▶ _Directions_
Wherever the word "layers" appears in the entries, copy the whole line.

▶ _Data section_
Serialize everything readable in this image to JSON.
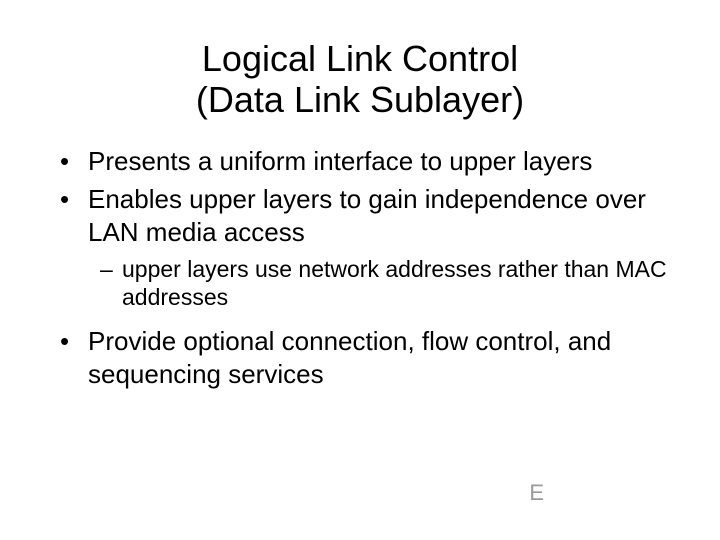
{
  "title_line1": "Logical Link Control",
  "title_line2": "(Data Link Sublayer)",
  "bullets": {
    "b1": "Presents a uniform interface to upper layers",
    "b2": "Enables upper layers to gain independence over LAN media access",
    "b2_sub1": "upper layers use network addresses rather than MAC addresses",
    "b3": "Provide optional connection, flow control, and sequencing services"
  },
  "footer": "E"
}
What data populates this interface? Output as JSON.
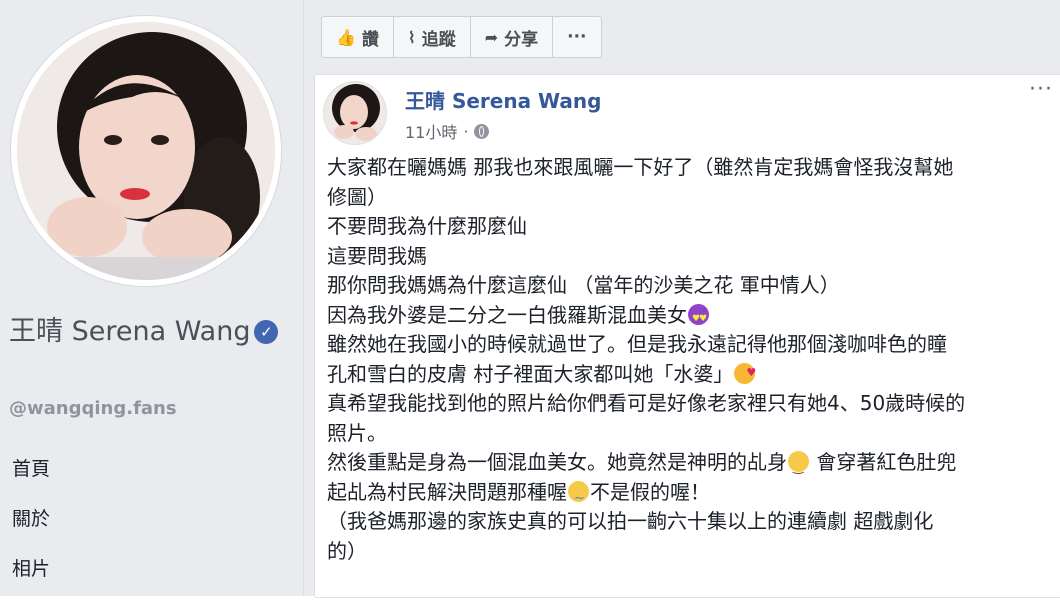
{
  "left": {
    "page_name": "王晴 Serena Wang",
    "handle": "@wangqing.fans",
    "nav": [
      {
        "label": "首頁"
      },
      {
        "label": "關於"
      },
      {
        "label": "相片"
      }
    ]
  },
  "actions": [
    {
      "label": "讚",
      "icon": "thumbs-up-icon",
      "glyph": "👍"
    },
    {
      "label": "追蹤",
      "icon": "rss-follow-icon",
      "glyph": "⌇"
    },
    {
      "label": "分享",
      "icon": "share-arrow-icon",
      "glyph": "➦"
    },
    {
      "label": "···",
      "icon": "more-options-icon",
      "glyph": ""
    }
  ],
  "post": {
    "author": "王晴 Serena Wang",
    "time": "11小時",
    "separator": "·",
    "more": "···",
    "lines": [
      {
        "text": "大家都在曬媽媽 那我也來跟風曬一下好了（雖然肯定我媽會怪我沒幫她",
        "emoji": "",
        "after": ""
      },
      {
        "text": "修圖）",
        "emoji": "",
        "after": ""
      },
      {
        "text": "不要問我為什麼那麼仙",
        "emoji": "",
        "after": ""
      },
      {
        "text": "這要問我媽",
        "emoji": "",
        "after": ""
      },
      {
        "text": "那你問我媽媽為什麼這麼仙 （當年的沙美之花 軍中情人）",
        "emoji": "",
        "after": ""
      },
      {
        "text": "因為我外婆是二分之一白俄羅斯混血美女",
        "emoji": "heart-eyes",
        "after": ""
      },
      {
        "text": "雖然她在我國小的時候就過世了。但是我永遠記得他那個淺咖啡色的瞳",
        "emoji": "",
        "after": ""
      },
      {
        "text": "孔和雪白的皮膚 村子裡面大家都叫她「水婆」",
        "emoji": "love",
        "after": ""
      },
      {
        "text": "真希望我能找到他的照片給你們看可是好像老家裡只有她4、50歲時候的",
        "emoji": "",
        "after": ""
      },
      {
        "text": "照片。",
        "emoji": "",
        "after": ""
      },
      {
        "text": "然後重點是身為一個混血美女。她竟然是神明的乩身",
        "emoji": "smile",
        "after": " 會穿著紅色肚兜"
      },
      {
        "text": "起乩為村民解決問題那種喔",
        "emoji": "tears",
        "after": "不是假的喔！"
      },
      {
        "text": "（我爸媽那邊的家族史真的可以拍一齣六十集以上的連續劇 超戲劇化",
        "emoji": "",
        "after": ""
      },
      {
        "text": "的）",
        "emoji": "",
        "after": ""
      }
    ]
  },
  "colors": {
    "link": "#365899",
    "verified": "#4267b2",
    "background": "#e9ebee"
  }
}
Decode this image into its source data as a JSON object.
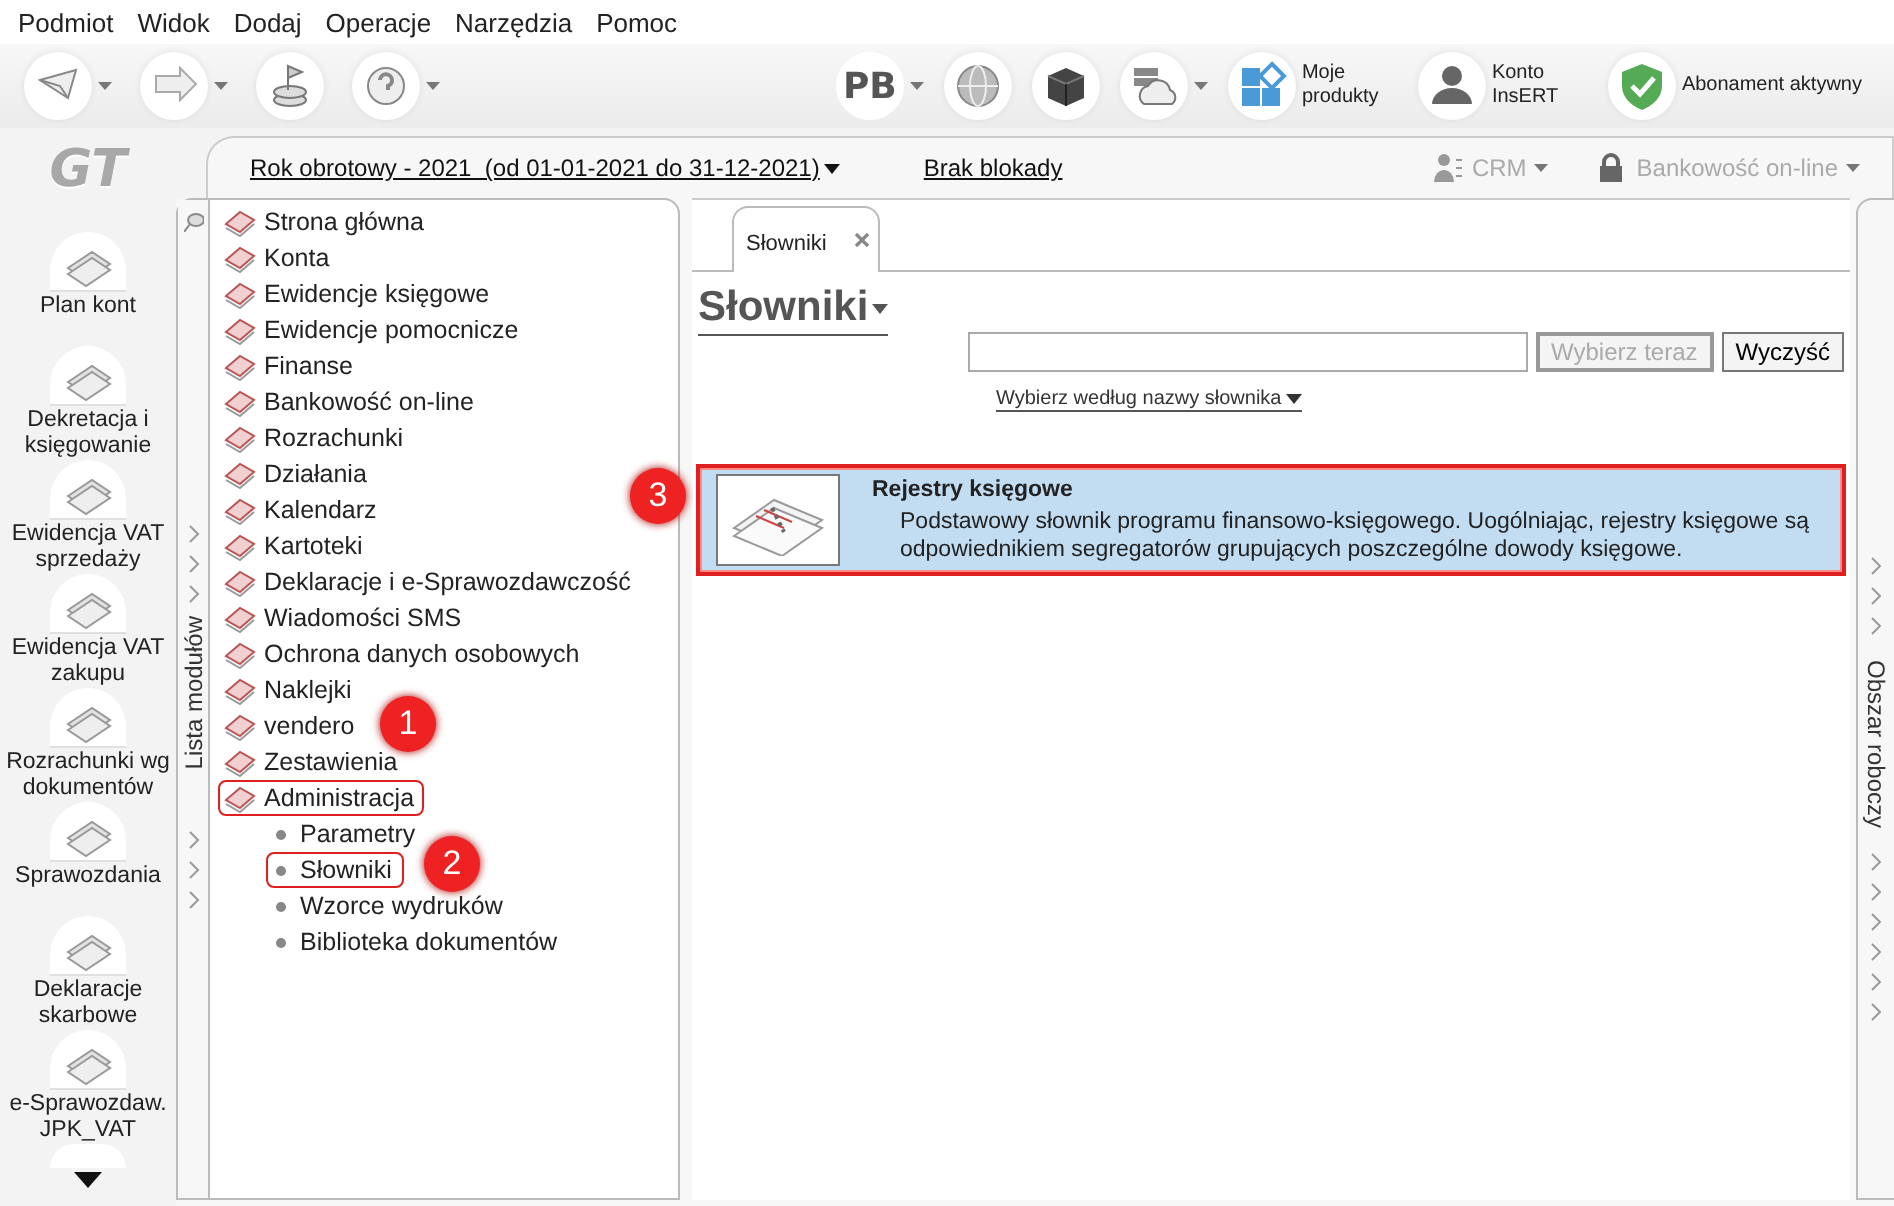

▶ _In response_
    "b1": "Presents a uniform interface to upper layers",
    "b2": "Enables upper layers to gain independence over LAN media access",
    "b2_sub1": "upper layers use network addresses rather than MAC addresses",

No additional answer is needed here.